> _Document segment_:
· · · · ·

The branch main has been updated by bdrewery:

URL: https://cgit.FreeBSD.org/ports/commit/?id=1896ee6874cd44b6c8d08feb40b4b8f445ae9184

commit 1896ee6874cd44b6c8d08feb40b4b8f445ae9184
Author:     Bryan Drewery <bdrewery@FreeBSD.org>
AuthorDate: 2025-02-19 16:01:52 +0000
Commit:     Bryan Drewery <bdrewery@FreeBSD.org>
CommitDate: 2025-02-19 16:01:52 +0000

    security/openssh-portable: Update to 9.9p2
    
    Changes: https://www.openssh.com/releasenotes.html
    Security:
      * Fix CVE-2025-26465 - ssh(1) in OpenSSH versions 6.8p1 to 9.9p1
        (inclusive) contained a logic error that allowed an on-path
        attacker (a.k.a MITM) to impersonate any server when the
        VerifyHostKeyDNS option is enabled. This option is off by default.
    
      * Fix CVE-2025-26466 - sshd(8) in OpenSSH versions 9.5p1 to 9.9p1
        (inclusive) is vulnerable to a memory/CPU denial-of-service related
        to the handling of SSH2_MSG_PING packets. This condition may be
---
 security/openssh-portable/Makefile              | 6 +++---
 security/openssh-portable/distinfo              | 6 +++---
 security/openssh-portable/files/extra-patch-hpn | 6 +++---
 3 files changed, 9 insertions(+), 9 deletions(-)

diff --git a/security/openssh-portable/Makefile b/security/openssh-portable/Makefile
index 676c1b750027..6c140b0c056d 100644
--- a/security/openssh-portable/Makefile
+++ b/security/openssh-portable/Makefile
@@ -1,6 +1,6 @@
 PORTNAME=	openssh
-DISTVERSION=	9.9p1
-PORTREVISION=	1
+DISTVERSION=	9.9p2
+PORTREVISION=	0
 PORTEPOCH=	1
 CATEGORIES=	security
 MASTER_SITES=	OPENBSD/OpenSSH/portable
@@ -109,7 +109,7 @@ EXTRA_PATCHES+=	${FILESDIR}/extra-patch-hpn-gss-glue
 .  endif
 # - See https://sources.debian.org/data/main/o/openssh/ for which subdir to
 # pull from.

· · · · ·

> _Brief 1_:
Using the OpenSSH commit notice, decide whether each statement agrees with it: (a) The VerifyHostKeyDNS option is enabled by default. (b) CVE-2025-26466 concerns sshd(8) in OpenSSH versions 9.5p1 to 9.9p1. (c) The commit changed three files. For each, answer yes or no and quote the deciding words.
> _Brief 2_:
List every file path that the OpenSSH commit notice names in its summary of changed files.

· · · · ·

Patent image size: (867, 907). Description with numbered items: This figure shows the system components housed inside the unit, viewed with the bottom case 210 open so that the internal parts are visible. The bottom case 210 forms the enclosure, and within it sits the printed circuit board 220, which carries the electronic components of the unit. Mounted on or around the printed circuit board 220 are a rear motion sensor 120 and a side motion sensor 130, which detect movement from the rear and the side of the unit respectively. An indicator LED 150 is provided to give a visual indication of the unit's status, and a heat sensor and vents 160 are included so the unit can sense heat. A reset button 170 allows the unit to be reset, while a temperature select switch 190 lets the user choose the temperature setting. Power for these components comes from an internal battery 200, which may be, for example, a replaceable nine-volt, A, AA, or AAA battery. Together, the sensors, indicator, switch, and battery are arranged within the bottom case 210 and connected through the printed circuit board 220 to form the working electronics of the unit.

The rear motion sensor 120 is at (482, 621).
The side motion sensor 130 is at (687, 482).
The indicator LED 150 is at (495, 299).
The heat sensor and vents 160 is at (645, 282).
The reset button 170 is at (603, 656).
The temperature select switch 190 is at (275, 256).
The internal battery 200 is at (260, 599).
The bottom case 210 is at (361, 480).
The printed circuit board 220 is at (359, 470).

· · · · ·

> _Task solution 1_:
(a) No: "This option is off by default."
(b) Yes: "sshd(8) in OpenSSH versions 9.5p1 to 9.9p1"
(c) Yes: "3 files changed"

> _Task solution 2_:
security/openssh-portable/Makefile
security/openssh-portable/distinfo
security/openssh-portable/files/extra-patch-hpn